GIVEN TASK: Output the data exactly, with every line intact.

DATA FOR THIS EXERCISE:
|---|

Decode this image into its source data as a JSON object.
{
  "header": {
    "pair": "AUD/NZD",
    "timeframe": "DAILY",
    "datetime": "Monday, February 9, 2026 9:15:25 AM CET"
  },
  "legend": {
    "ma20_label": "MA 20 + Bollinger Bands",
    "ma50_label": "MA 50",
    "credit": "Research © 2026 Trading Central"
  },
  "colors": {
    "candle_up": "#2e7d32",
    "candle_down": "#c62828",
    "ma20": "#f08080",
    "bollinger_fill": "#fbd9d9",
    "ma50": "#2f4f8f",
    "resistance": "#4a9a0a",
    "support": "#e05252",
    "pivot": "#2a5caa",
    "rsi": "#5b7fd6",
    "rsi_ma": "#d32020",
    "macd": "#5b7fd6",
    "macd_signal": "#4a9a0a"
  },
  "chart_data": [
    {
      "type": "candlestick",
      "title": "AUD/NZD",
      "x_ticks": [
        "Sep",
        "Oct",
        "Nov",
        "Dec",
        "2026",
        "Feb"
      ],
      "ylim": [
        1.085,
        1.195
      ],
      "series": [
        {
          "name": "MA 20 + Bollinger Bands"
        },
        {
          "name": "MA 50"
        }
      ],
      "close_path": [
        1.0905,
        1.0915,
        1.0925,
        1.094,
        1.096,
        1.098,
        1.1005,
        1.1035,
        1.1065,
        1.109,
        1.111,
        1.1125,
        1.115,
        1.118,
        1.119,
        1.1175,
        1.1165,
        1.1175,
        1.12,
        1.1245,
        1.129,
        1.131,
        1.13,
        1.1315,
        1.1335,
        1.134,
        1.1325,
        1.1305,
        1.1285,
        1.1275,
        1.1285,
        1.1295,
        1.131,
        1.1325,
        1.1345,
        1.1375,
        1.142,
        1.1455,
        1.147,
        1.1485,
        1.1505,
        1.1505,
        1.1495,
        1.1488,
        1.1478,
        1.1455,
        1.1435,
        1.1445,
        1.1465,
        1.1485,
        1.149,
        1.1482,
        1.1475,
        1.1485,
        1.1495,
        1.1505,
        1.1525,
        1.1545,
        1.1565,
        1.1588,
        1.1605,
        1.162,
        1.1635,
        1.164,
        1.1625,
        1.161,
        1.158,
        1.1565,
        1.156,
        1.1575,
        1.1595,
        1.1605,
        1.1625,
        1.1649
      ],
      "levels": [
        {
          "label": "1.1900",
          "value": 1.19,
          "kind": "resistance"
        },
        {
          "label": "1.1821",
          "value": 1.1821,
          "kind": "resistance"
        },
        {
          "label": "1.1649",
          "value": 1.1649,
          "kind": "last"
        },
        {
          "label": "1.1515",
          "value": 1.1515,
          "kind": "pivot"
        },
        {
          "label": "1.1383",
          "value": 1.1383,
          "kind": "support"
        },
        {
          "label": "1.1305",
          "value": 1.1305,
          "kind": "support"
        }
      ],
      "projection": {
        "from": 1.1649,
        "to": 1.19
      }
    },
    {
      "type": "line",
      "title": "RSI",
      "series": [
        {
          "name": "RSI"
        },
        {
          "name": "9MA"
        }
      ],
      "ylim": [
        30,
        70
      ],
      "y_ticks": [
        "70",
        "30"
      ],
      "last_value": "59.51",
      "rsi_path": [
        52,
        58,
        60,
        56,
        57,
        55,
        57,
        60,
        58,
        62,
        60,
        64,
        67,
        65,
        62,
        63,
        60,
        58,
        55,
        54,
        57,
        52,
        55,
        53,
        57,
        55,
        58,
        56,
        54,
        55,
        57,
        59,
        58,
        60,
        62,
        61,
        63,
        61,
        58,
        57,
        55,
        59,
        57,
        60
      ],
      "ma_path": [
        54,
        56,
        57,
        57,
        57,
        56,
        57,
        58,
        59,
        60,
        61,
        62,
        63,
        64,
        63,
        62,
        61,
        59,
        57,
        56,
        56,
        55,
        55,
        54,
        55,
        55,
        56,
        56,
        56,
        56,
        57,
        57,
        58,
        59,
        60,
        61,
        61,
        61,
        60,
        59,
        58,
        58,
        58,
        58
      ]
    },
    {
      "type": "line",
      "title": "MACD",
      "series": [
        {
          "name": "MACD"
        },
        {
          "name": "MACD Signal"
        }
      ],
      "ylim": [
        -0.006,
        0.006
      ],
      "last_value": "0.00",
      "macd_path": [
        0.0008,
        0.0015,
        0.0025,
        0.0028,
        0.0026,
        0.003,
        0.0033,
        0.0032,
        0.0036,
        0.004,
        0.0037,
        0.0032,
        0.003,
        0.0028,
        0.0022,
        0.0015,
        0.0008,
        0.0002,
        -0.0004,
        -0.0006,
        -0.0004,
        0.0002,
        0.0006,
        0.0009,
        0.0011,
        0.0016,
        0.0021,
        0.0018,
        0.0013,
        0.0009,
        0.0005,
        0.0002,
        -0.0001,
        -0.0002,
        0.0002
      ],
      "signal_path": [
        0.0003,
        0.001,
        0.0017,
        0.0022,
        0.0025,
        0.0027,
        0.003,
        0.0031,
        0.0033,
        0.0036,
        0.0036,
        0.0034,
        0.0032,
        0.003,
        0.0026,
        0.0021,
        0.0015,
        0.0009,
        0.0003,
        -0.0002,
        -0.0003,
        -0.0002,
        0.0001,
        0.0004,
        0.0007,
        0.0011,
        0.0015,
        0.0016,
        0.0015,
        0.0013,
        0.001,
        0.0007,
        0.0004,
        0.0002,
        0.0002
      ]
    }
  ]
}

|---|

FULL RESPONSE:
Decode this image into its source data as a JSON object.
{
  "header": {
    "pair": "AUD/NZD",
    "timeframe": "DAILY",
    "datetime": "Monday, February 9, 2026 9:15:25 AM CET"
  },
  "legend": {
    "ma20_label": "MA 20 + Bollinger Bands",
    "ma50_label": "MA 50",
    "credit": "Research © 2026 Trading Central"
  },
  "colors": {
    "candle_up": "#2e7d32",
    "candle_down": "#c62828",
    "ma20": "#f08080",
    "bollinger_fill": "#fbd9d9",
    "ma50": "#2f4f8f",
    "resistance": "#4a9a0a",
    "support": "#e05252",
    "pivot": "#2a5caa",
    "rsi": "#5b7fd6",
    "rsi_ma": "#d32020",
    "macd": "#5b7fd6",
    "macd_signal": "#4a9a0a"
  },
  "chart_data": [
    {
      "type": "candlestick",
      "title": "AUD/NZD",
      "x_ticks": [
        "Sep",
        "Oct",
        "Nov",
        "Dec",
        "2026",
        "Feb"
      ],
      "ylim": [
        1.085,
        1.195
      ],
      "series": [
        {
          "name": "MA 20 + Bollinger Bands"
        },
        {
          "name": "MA 50"
        }
      ],
      "close_path": [
        1.0905,
        1.0915,
        1.0925,
        1.094,
        1.096,
        1.098,
        1.1005,
        1.1035,
        1.1065,
        1.109,
        1.111,
        1.1125,
        1.115,
        1.118,
        1.119,
        1.1175,
        1.1165,
        1.1175,
        1.12,
        1.1245,
        1.129,
        1.131,
        1.13,
        1.1315,
        1.1335,
        1.134,
        1.1325,
        1.1305,
        1.1285,
        1.1275,
        1.1285,
        1.1295,
        1.131,
        1.1325,
        1.1345,
        1.1375,
        1.142,
        1.1455,
        1.147,
        1.1485,
        1.1505,
        1.1505,
        1.1495,
        1.1488,
        1.1478,
        1.1455,
        1.1435,
        1.1445,
        1.1465,
        1.1485,
        1.149,
        1.1482,
        1.1475,
        1.1485,
        1.1495,
        1.1505,
        1.1525,
        1.1545,
        1.1565,
        1.1588,
        1.1605,
        1.162,
        1.1635,
        1.164,
        1.1625,
        1.161,
        1.158,
        1.1565,
        1.156,
        1.1575,
        1.1595,
        1.1605,
        1.1625,
        1.1649
      ],
      "levels": [
        {
          "label": "1.1900",
          "value": 1.19,
          "kind": "resistance"
        },
        {
          "label": "1.1821",
          "value": 1.1821,
          "kind": "resistance"
        },
        {
          "label": "1.1649",
          "value": 1.1649,
          "kind": "last"
        },
        {
          "label": "1.1515",
          "value": 1.1515,
          "kind": "pivot"
        },
        {
          "label": "1.1383",
          "value": 1.1383,
          "kind": "support"
        },
        {
          "label": "1.1305",
          "value": 1.1305,
          "kind": "support"
        }
      ],
      "projection": {
        "from": 1.1649,
        "to": 1.19
      }
    },
    {
      "type": "line",
      "title": "RSI",
      "series": [
        {
          "name": "RSI"
        },
        {
          "name": "9MA"
        }
      ],
      "ylim": [
        30,
        70
      ],
      "y_ticks": [
        "70",
        "30"
      ],
      "last_value": "59.51",
      "rsi_path": [
        52,
        58,
        60,
        56,
        57,
        55,
        57,
        60,
        58,
        62,
        60,
        64,
        67,
        65,
        62,
        63,
        60,
        58,
        55,
        54,
        57,
        52,
        55,
        53,
        57,
        55,
        58,
        56,
        54,
        55,
        57,
        59,
        58,
        60,
        62,
        61,
        63,
        61,
        58,
        57,
        55,
        59,
        57,
        60
      ],
      "ma_path": [
        54,
        56,
        57,
        57,
        57,
        56,
        57,
        58,
        59,
        60,
        61,
        62,
        63,
        64,
        63,
        62,
        61,
        59,
        57,
        56,
        56,
        55,
        55,
        54,
        55,
        55,
        56,
        56,
        56,
        56,
        57,
        57,
        58,
        59,
        60,
        61,
        61,
        61,
        60,
        59,
        58,
        58,
        58,
        58
      ]
    },
    {
      "type": "line",
      "title": "MACD",
      "series": [
        {
          "name": "MACD"
        },
        {
          "name": "MACD Signal"
        }
      ],
      "ylim": [
        -0.006,
        0.006
      ],
      "last_value": "0.00",
      "macd_path": [
        0.0008,
        0.0015,
        0.0025,
        0.0028,
        0.0026,
        0.003,
        0.0033,
        0.0032,
        0.0036,
        0.004,
        0.0037,
        0.0032,
        0.003,
        0.0028,
        0.0022,
        0.0015,
        0.0008,
        0.0002,
        -0.0004,
        -0.0006,
        -0.0004,
        0.0002,
        0.0006,
        0.0009,
        0.0011,
        0.0016,
        0.0021,
        0.0018,
        0.0013,
        0.0009,
        0.0005,
        0.0002,
        -0.0001,
        -0.0002,
        0.0002
      ],
      "signal_path": [
        0.0003,
        0.001,
        0.0017,
        0.0022,
        0.0025,
        0.0027,
        0.003,
        0.0031,
        0.0033,
        0.0036,
        0.0036,
        0.0034,
        0.0032,
        0.003,
        0.0026,
        0.0021,
        0.0015,
        0.0009,
        0.0003,
        -0.0002,
        -0.0003,
        -0.0002,
        0.0001,
        0.0004,
        0.0007,
        0.0011,
        0.0015,
        0.0016,
        0.0015,
        0.0013,
        0.001,
        0.0007,
        0.0004,
        0.0002,
        0.0002
      ]
    }
  ]
}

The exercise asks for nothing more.